WHAT IS EXPECTED: Print out each record below, unaltered and complete, without its images.

★ ★ ★ ★

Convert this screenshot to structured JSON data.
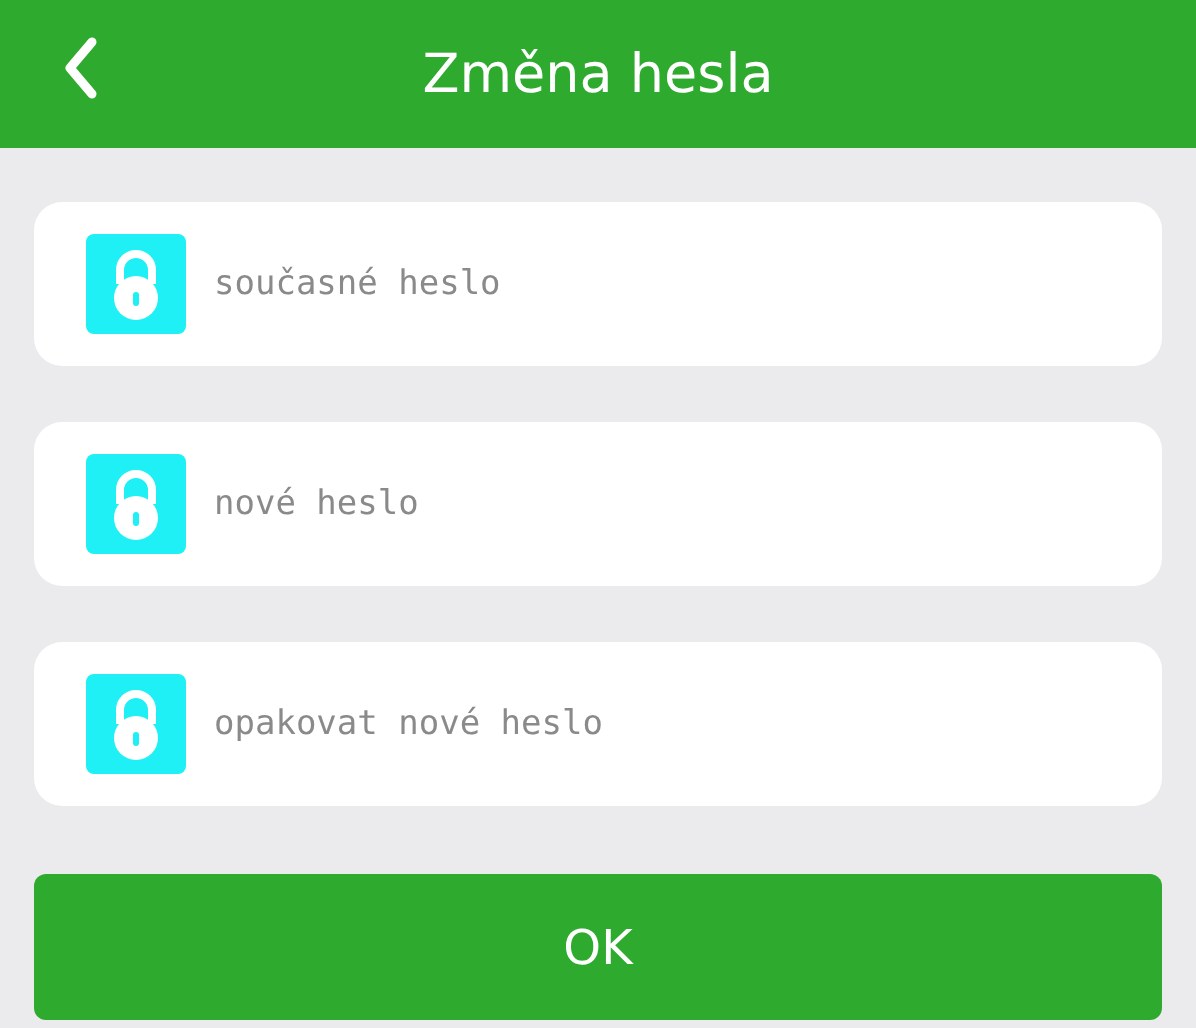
{
  "header": {
    "title": "Změna hesla"
  },
  "fields": [
    {
      "placeholder": "současné heslo"
    },
    {
      "placeholder": "nové heslo"
    },
    {
      "placeholder": "opakovat nové heslo"
    }
  ],
  "submit_button": {
    "label": "OK"
  }
}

★ ★ ★ ★

EXERCISE RESPONSE:
Convert this screenshot to structured JSON data.
{
  "header": {
    "title": "Změna hesla"
  },
  "fields": [
    {
      "placeholder": "současné heslo"
    },
    {
      "placeholder": "nové heslo"
    },
    {
      "placeholder": "opakovat nové heslo"
    }
  ],
  "submit_button": {
    "label": "OK"
  }
}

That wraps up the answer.